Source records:
* * * * * * *

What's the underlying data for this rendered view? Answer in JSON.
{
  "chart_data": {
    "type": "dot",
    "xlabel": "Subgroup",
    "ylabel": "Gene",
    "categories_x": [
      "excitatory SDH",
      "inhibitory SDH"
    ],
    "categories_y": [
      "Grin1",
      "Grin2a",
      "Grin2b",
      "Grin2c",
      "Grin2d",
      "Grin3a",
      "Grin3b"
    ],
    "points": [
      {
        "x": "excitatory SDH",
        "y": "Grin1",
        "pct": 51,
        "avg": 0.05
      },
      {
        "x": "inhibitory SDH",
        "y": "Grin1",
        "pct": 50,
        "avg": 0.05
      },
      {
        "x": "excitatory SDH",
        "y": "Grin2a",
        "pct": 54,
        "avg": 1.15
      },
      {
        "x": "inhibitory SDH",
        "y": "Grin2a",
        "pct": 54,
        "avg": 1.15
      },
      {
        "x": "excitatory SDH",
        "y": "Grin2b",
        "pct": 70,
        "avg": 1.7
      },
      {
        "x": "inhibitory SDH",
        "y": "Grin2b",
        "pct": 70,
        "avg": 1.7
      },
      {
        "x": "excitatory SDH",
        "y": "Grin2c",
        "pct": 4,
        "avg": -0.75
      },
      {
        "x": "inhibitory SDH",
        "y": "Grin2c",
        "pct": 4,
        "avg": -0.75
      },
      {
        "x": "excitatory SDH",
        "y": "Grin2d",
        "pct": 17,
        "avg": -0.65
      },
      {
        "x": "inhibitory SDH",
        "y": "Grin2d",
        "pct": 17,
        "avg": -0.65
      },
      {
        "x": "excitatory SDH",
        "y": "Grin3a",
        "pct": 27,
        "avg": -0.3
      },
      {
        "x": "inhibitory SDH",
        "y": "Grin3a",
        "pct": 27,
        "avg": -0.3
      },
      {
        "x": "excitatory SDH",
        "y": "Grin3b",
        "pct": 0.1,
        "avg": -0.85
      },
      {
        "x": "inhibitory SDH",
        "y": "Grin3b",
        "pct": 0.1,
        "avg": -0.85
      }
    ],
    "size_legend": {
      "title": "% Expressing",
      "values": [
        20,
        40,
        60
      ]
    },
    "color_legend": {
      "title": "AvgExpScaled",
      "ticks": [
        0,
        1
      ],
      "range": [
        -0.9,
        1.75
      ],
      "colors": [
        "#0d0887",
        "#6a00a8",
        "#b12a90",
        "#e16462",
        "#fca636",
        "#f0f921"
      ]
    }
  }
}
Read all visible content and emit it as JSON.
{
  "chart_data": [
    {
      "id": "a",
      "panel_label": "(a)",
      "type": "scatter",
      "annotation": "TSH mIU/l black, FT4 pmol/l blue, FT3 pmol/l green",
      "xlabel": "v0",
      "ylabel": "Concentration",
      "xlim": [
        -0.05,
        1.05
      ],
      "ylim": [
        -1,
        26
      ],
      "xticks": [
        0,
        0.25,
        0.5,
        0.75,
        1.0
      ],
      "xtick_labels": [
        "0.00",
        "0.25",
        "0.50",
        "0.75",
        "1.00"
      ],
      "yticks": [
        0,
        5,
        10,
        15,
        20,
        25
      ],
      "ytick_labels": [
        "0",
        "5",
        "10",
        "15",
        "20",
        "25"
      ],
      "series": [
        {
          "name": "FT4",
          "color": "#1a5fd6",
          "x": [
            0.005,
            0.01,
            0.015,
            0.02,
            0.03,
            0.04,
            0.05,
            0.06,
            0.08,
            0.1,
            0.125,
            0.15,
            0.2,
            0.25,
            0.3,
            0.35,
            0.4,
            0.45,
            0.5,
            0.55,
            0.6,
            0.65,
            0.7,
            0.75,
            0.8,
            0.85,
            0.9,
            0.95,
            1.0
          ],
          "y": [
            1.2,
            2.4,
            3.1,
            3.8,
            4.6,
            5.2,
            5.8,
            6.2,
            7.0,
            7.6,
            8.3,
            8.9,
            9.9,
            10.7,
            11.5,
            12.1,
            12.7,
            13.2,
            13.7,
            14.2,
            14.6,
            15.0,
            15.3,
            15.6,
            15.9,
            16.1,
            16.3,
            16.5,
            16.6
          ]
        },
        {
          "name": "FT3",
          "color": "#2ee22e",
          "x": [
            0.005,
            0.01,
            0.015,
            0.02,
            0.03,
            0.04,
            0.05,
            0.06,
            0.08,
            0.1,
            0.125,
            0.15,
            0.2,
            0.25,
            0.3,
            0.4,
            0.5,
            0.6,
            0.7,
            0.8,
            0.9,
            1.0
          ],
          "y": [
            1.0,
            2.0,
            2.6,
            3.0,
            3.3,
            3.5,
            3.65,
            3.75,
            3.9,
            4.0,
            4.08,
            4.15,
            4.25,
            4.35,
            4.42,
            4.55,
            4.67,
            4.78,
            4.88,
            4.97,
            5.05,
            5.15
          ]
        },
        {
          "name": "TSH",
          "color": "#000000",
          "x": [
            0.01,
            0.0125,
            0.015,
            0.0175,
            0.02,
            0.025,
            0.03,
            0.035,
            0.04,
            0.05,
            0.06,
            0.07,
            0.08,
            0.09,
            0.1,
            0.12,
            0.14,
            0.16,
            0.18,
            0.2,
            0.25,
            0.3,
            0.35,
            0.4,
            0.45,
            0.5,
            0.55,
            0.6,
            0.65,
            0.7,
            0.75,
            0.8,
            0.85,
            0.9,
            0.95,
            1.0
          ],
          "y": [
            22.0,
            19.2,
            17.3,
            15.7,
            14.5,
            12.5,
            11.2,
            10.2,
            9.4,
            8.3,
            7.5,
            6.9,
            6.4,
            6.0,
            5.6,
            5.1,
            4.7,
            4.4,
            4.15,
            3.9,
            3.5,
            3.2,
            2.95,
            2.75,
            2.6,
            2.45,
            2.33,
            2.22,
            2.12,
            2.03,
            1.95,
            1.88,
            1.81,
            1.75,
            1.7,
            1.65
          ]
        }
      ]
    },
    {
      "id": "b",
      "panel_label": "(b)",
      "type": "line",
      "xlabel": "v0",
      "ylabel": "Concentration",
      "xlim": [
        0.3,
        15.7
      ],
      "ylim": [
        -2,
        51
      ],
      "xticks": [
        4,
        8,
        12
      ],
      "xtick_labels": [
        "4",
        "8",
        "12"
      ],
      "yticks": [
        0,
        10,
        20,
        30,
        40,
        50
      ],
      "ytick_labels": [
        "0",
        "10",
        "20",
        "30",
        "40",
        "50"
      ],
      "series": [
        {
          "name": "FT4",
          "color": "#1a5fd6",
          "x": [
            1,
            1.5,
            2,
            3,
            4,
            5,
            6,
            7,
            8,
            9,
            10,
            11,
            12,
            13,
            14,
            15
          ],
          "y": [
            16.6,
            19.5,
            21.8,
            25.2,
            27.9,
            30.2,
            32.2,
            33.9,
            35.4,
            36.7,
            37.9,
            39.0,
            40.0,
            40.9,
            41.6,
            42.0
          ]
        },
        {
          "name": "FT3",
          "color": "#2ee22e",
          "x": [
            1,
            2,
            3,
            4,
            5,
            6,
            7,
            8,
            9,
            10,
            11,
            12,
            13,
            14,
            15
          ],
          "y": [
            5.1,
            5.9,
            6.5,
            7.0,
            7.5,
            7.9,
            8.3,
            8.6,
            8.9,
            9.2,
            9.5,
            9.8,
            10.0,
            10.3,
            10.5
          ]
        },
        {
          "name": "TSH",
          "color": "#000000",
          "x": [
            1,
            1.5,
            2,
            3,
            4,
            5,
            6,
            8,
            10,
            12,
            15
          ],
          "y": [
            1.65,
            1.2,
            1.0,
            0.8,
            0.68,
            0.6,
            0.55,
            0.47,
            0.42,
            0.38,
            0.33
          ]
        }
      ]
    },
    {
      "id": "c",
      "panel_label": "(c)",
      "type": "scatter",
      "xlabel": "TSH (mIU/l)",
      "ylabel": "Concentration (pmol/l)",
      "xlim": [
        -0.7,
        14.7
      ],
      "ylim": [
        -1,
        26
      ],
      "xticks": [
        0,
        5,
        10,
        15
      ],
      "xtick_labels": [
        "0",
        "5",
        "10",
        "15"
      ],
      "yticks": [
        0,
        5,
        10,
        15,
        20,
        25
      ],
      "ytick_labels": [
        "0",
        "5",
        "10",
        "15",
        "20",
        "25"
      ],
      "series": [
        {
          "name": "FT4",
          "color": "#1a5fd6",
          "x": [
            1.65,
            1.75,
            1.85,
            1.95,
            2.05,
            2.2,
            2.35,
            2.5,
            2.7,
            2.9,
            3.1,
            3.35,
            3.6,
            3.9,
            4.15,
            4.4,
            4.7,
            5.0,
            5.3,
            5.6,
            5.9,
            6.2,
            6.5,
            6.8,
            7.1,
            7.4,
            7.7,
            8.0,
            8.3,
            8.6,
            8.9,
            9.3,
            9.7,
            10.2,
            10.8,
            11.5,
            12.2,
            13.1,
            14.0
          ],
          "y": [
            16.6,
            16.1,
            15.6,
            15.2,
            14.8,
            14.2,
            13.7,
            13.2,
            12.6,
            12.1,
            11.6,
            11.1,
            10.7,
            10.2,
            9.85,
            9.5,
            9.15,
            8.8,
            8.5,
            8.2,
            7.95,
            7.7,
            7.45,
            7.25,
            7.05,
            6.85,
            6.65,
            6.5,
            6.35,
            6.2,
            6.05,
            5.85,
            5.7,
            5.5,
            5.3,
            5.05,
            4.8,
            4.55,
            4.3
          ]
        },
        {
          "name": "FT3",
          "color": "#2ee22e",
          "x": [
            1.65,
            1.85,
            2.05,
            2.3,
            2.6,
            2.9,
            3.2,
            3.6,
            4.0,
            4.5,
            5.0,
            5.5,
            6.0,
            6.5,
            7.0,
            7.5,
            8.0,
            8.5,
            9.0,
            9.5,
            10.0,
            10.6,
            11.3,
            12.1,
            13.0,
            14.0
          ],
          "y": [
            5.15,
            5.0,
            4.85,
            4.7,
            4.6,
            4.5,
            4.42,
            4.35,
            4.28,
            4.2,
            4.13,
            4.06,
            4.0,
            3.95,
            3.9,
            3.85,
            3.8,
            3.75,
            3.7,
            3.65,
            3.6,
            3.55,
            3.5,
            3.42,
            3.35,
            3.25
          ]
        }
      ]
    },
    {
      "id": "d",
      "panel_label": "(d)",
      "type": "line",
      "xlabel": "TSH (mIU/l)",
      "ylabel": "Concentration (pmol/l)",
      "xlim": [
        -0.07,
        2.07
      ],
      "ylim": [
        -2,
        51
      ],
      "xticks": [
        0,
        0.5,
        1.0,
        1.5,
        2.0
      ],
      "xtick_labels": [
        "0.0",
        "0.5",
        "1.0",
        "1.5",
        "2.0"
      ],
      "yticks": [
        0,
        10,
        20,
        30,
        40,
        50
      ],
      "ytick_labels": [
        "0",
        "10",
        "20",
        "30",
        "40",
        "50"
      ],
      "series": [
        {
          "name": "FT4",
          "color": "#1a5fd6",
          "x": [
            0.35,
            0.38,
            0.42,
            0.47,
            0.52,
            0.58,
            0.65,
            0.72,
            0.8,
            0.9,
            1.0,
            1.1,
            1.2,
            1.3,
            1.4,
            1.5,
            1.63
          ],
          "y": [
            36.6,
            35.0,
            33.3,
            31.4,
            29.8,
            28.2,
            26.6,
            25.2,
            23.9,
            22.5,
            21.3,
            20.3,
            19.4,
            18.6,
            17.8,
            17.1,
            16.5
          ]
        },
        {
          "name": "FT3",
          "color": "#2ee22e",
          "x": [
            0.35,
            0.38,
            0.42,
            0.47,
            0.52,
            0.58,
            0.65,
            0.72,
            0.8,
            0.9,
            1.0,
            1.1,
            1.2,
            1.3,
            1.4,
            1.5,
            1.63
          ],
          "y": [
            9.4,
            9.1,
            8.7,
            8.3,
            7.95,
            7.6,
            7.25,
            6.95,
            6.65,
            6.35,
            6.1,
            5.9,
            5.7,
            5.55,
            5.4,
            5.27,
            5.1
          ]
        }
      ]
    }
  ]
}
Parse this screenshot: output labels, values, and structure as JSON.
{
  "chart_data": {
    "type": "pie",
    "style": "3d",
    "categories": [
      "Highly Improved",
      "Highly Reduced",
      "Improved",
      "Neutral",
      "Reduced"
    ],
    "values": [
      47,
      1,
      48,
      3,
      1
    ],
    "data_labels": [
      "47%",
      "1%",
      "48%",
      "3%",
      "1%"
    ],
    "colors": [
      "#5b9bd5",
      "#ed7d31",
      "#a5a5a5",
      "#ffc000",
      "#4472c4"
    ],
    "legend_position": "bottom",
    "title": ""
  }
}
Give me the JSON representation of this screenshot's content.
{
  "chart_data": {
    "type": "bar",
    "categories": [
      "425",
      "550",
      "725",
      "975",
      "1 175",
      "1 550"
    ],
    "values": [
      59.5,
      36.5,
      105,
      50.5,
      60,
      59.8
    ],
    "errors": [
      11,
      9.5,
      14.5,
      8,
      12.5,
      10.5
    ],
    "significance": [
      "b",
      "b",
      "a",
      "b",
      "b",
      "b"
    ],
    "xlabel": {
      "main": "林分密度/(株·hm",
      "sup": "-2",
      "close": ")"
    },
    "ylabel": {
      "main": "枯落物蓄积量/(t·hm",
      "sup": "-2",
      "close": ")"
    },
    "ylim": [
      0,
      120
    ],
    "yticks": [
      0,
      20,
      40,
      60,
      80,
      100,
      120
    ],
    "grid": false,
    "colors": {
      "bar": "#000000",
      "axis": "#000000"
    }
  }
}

* * * * * * *

- _Task_:
Count every line above that holds the string "title" and give the total, nothing more.

- _Finished answer_:
3